TASK GOAL: Word for word, retype every entry in the listing.

Figure contents as structured data:
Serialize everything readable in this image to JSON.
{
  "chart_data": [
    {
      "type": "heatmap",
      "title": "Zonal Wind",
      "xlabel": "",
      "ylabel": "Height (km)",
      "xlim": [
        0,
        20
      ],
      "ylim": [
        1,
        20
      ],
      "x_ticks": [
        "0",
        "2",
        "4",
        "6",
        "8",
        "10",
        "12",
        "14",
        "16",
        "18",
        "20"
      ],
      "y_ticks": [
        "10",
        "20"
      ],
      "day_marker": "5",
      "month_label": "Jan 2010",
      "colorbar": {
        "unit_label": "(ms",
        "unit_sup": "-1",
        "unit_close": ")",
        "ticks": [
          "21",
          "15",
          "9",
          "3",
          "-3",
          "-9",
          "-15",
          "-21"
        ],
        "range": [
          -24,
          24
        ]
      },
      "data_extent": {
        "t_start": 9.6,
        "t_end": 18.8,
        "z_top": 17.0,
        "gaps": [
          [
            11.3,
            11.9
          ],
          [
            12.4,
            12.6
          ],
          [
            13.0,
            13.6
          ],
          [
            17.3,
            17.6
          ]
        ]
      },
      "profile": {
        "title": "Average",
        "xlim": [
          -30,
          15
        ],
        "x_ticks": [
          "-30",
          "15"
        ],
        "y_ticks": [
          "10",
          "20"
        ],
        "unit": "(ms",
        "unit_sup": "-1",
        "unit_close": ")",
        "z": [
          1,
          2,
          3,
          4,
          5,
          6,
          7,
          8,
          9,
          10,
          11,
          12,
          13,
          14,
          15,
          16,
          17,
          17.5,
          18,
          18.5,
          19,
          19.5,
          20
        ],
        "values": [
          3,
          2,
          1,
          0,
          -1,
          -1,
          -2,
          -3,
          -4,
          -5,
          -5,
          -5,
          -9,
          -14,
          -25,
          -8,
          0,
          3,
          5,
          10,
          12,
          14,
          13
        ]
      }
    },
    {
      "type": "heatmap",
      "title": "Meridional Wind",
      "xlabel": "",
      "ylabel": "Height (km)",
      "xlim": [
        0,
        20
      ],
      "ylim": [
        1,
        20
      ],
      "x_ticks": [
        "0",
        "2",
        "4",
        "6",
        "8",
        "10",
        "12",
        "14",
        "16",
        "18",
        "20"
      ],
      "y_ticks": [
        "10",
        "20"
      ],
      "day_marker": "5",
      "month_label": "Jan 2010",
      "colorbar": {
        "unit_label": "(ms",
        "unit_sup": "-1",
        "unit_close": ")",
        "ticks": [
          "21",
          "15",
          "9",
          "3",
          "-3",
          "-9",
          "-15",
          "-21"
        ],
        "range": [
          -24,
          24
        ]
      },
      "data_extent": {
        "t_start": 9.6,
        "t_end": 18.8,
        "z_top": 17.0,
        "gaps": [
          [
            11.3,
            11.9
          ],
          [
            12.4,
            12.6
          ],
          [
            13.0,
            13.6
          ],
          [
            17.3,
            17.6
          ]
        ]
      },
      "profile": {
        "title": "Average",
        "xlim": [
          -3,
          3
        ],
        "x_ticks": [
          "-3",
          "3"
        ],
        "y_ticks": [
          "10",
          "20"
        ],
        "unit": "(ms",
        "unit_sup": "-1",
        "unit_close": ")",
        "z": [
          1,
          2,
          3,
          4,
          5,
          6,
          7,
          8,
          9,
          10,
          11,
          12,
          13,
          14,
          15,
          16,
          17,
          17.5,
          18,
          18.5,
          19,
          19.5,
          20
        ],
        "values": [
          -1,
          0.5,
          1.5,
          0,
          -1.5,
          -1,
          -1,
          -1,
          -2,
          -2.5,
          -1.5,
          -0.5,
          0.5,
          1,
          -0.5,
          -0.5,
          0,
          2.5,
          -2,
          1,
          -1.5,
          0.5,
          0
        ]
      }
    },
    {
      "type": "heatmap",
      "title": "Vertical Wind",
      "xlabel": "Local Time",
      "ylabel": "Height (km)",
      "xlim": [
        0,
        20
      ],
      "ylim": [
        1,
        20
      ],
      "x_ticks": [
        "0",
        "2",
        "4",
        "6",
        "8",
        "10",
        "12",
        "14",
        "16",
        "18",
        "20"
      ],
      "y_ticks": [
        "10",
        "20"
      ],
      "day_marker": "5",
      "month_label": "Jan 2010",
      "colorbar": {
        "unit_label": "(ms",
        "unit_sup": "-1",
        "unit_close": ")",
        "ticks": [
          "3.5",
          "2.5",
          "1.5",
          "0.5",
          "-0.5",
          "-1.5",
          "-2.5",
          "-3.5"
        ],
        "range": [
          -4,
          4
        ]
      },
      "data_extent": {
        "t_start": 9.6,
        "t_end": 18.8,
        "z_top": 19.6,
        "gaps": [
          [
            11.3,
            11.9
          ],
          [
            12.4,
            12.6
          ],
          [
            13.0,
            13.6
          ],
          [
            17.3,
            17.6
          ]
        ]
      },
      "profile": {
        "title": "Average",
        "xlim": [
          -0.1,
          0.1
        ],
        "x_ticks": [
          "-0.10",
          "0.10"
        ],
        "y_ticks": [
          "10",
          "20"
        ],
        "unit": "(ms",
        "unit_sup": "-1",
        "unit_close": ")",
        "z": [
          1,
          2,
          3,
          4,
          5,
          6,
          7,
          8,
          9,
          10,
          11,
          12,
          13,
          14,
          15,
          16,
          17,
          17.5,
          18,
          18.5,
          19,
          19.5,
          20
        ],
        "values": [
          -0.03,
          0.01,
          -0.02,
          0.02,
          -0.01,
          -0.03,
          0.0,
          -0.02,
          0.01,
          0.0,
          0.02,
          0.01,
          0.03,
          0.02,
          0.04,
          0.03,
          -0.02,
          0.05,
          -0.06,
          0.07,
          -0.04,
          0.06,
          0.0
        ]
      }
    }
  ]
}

SOLVED EXERCISE:
Serialize everything readable in this image to JSON.
{
  "chart_data": [
    {
      "type": "heatmap",
      "title": "Zonal Wind",
      "xlabel": "",
      "ylabel": "Height (km)",
      "xlim": [
        0,
        20
      ],
      "ylim": [
        1,
        20
      ],
      "x_ticks": [
        "0",
        "2",
        "4",
        "6",
        "8",
        "10",
        "12",
        "14",
        "16",
        "18",
        "20"
      ],
      "y_ticks": [
        "10",
        "20"
      ],
      "day_marker": "5",
      "month_label": "Jan 2010",
      "colorbar": {
        "unit_label": "(ms",
        "unit_sup": "-1",
        "unit_close": ")",
        "ticks": [
          "21",
          "15",
          "9",
          "3",
          "-3",
          "-9",
          "-15",
          "-21"
        ],
        "range": [
          -24,
          24
        ]
      },
      "data_extent": {
        "t_start": 9.6,
        "t_end": 18.8,
        "z_top": 17.0,
        "gaps": [
          [
            11.3,
            11.9
          ],
          [
            12.4,
            12.6
          ],
          [
            13.0,
            13.6
          ],
          [
            17.3,
            17.6
          ]
        ]
      },
      "profile": {
        "title": "Average",
        "xlim": [
          -30,
          15
        ],
        "x_ticks": [
          "-30",
          "15"
        ],
        "y_ticks": [
          "10",
          "20"
        ],
        "unit": "(ms",
        "unit_sup": "-1",
        "unit_close": ")",
        "z": [
          1,
          2,
          3,
          4,
          5,
          6,
          7,
          8,
          9,
          10,
          11,
          12,
          13,
          14,
          15,
          16,
          17,
          17.5,
          18,
          18.5,
          19,
          19.5,
          20
        ],
        "values": [
          3,
          2,
          1,
          0,
          -1,
          -1,
          -2,
          -3,
          -4,
          -5,
          -5,
          -5,
          -9,
          -14,
          -25,
          -8,
          0,
          3,
          5,
          10,
          12,
          14,
          13
        ]
      }
    },
    {
      "type": "heatmap",
      "title": "Meridional Wind",
      "xlabel": "",
      "ylabel": "Height (km)",
      "xlim": [
        0,
        20
      ],
      "ylim": [
        1,
        20
      ],
      "x_ticks": [
        "0",
        "2",
        "4",
        "6",
        "8",
        "10",
        "12",
        "14",
        "16",
        "18",
        "20"
      ],
      "y_ticks": [
        "10",
        "20"
      ],
      "day_marker": "5",
      "month_label": "Jan 2010",
      "colorbar": {
        "unit_label": "(ms",
        "unit_sup": "-1",
        "unit_close": ")",
        "ticks": [
          "21",
          "15",
          "9",
          "3",
          "-3",
          "-9",
          "-15",
          "-21"
        ],
        "range": [
          -24,
          24
        ]
      },
      "data_extent": {
        "t_start": 9.6,
        "t_end": 18.8,
        "z_top": 17.0,
        "gaps": [
          [
            11.3,
            11.9
          ],
          [
            12.4,
            12.6
          ],
          [
            13.0,
            13.6
          ],
          [
            17.3,
            17.6
          ]
        ]
      },
      "profile": {
        "title": "Average",
        "xlim": [
          -3,
          3
        ],
        "x_ticks": [
          "-3",
          "3"
        ],
        "y_ticks": [
          "10",
          "20"
        ],
        "unit": "(ms",
        "unit_sup": "-1",
        "unit_close": ")",
        "z": [
          1,
          2,
          3,
          4,
          5,
          6,
          7,
          8,
          9,
          10,
          11,
          12,
          13,
          14,
          15,
          16,
          17,
          17.5,
          18,
          18.5,
          19,
          19.5,
          20
        ],
        "values": [
          -1,
          0.5,
          1.5,
          0,
          -1.5,
          -1,
          -1,
          -1,
          -2,
          -2.5,
          -1.5,
          -0.5,
          0.5,
          1,
          -0.5,
          -0.5,
          0,
          2.5,
          -2,
          1,
          -1.5,
          0.5,
          0
        ]
      }
    },
    {
      "type": "heatmap",
      "title": "Vertical Wind",
      "xlabel": "Local Time",
      "ylabel": "Height (km)",
      "xlim": [
        0,
        20
      ],
      "ylim": [
        1,
        20
      ],
      "x_ticks": [
        "0",
        "2",
        "4",
        "6",
        "8",
        "10",
        "12",
        "14",
        "16",
        "18",
        "20"
      ],
      "y_ticks": [
        "10",
        "20"
      ],
      "day_marker": "5",
      "month_label": "Jan 2010",
      "colorbar": {
        "unit_label": "(ms",
        "unit_sup": "-1",
        "unit_close": ")",
        "ticks": [
          "3.5",
          "2.5",
          "1.5",
          "0.5",
          "-0.5",
          "-1.5",
          "-2.5",
          "-3.5"
        ],
        "range": [
          -4,
          4
        ]
      },
      "data_extent": {
        "t_start": 9.6,
        "t_end": 18.8,
        "z_top": 19.6,
        "gaps": [
          [
            11.3,
            11.9
          ],
          [
            12.4,
            12.6
          ],
          [
            13.0,
            13.6
          ],
          [
            17.3,
            17.6
          ]
        ]
      },
      "profile": {
        "title": "Average",
        "xlim": [
          -0.1,
          0.1
        ],
        "x_ticks": [
          "-0.10",
          "0.10"
        ],
        "y_ticks": [
          "10",
          "20"
        ],
        "unit": "(ms",
        "unit_sup": "-1",
        "unit_close": ")",
        "z": [
          1,
          2,
          3,
          4,
          5,
          6,
          7,
          8,
          9,
          10,
          11,
          12,
          13,
          14,
          15,
          16,
          17,
          17.5,
          18,
          18.5,
          19,
          19.5,
          20
        ],
        "values": [
          -0.03,
          0.01,
          -0.02,
          0.02,
          -0.01,
          -0.03,
          0.0,
          -0.02,
          0.01,
          0.0,
          0.02,
          0.01,
          0.03,
          0.02,
          0.04,
          0.03,
          -0.02,
          0.05,
          -0.06,
          0.07,
          -0.04,
          0.06,
          0.0
        ]
      }
    }
  ]
}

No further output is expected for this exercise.